# Instructions for the task
Pick out the lines in the listing below that contain the word "tiene" and copy them.

# Input rows
** start **

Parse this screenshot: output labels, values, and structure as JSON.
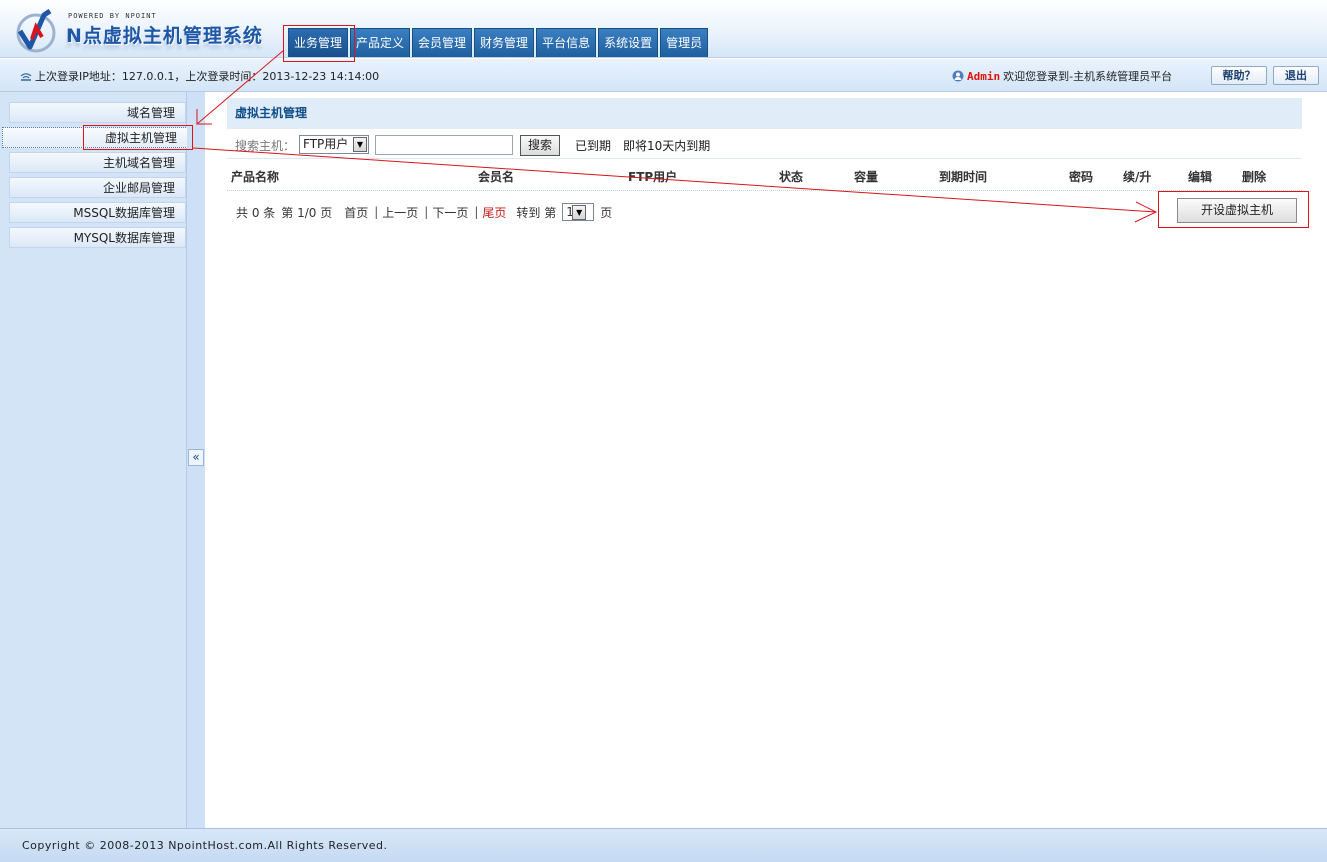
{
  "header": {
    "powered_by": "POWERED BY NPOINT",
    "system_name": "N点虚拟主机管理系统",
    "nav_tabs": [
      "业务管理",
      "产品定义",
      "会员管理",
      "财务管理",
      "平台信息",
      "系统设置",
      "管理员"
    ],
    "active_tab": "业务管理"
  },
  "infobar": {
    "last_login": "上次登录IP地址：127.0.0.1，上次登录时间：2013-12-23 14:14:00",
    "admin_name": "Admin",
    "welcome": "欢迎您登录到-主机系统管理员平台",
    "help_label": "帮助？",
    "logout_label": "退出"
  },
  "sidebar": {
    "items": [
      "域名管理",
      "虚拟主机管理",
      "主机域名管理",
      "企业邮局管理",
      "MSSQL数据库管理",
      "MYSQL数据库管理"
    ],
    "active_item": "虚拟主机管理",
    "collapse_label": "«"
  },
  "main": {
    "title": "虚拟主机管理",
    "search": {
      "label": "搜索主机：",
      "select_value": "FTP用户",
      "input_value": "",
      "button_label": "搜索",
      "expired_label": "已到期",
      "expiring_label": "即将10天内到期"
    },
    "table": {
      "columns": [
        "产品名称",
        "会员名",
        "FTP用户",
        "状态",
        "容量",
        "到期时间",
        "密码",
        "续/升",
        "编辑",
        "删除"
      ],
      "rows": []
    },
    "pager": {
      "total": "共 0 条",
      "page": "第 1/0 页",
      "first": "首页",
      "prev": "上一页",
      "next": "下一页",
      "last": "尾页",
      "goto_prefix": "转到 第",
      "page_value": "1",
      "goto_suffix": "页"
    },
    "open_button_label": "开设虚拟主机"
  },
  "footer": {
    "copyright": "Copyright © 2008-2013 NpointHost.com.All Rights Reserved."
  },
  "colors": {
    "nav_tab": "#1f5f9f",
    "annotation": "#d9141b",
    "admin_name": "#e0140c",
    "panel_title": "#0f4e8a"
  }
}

** end **
** start **

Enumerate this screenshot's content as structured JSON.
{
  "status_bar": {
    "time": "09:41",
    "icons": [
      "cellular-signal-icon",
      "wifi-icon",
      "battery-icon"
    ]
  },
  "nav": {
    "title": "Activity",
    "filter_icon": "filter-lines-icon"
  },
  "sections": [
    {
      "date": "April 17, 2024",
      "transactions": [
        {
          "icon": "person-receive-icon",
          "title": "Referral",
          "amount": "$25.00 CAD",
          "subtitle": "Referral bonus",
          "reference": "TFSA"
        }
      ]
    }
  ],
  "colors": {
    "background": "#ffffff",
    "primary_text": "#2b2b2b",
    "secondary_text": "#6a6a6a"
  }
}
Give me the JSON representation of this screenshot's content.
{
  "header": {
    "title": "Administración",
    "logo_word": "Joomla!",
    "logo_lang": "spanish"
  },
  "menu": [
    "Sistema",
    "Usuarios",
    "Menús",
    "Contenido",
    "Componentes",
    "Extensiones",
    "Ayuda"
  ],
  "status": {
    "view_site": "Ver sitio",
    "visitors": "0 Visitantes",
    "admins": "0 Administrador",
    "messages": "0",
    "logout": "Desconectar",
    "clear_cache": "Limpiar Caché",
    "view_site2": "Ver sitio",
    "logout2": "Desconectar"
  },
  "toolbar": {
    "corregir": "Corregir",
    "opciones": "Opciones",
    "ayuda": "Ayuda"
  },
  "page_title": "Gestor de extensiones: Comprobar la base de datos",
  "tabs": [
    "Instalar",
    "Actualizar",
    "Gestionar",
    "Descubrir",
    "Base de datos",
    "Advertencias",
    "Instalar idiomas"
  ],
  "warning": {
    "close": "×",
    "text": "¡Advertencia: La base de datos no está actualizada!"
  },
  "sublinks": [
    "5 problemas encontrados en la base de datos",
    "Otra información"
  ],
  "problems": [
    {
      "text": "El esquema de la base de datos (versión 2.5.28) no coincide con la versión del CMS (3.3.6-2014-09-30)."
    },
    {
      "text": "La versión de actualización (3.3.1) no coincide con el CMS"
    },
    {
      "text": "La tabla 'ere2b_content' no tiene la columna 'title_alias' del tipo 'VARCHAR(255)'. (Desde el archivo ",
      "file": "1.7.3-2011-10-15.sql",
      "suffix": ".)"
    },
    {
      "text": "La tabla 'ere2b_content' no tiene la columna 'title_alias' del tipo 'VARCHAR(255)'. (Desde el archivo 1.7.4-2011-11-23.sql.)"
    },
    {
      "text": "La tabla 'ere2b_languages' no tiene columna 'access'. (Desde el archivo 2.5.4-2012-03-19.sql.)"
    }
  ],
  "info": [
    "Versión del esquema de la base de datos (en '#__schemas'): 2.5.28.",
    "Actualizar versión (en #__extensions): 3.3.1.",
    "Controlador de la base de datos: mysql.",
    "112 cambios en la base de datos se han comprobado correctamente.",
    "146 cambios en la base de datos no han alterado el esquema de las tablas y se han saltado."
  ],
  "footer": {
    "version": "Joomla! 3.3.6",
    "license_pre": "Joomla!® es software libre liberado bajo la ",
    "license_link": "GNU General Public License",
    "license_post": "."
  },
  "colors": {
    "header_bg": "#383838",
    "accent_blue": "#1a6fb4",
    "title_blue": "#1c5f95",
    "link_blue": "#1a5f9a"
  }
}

** end **

# Result for this task
      "text": "La tabla 'ere2b_content' no tiene la columna 'title_alias' del tipo 'VARCHAR(255)'. (Desde el archivo ",
      "text": "La tabla 'ere2b_content' no tiene la columna 'title_alias' del tipo 'VARCHAR(255)'. (Desde el archivo 1.7.4-2011-11-23.sql.)"
      "text": "La tabla 'ere2b_languages' no tiene columna 'access'. (Desde el archivo 2.5.4-2012-03-19.sql.)"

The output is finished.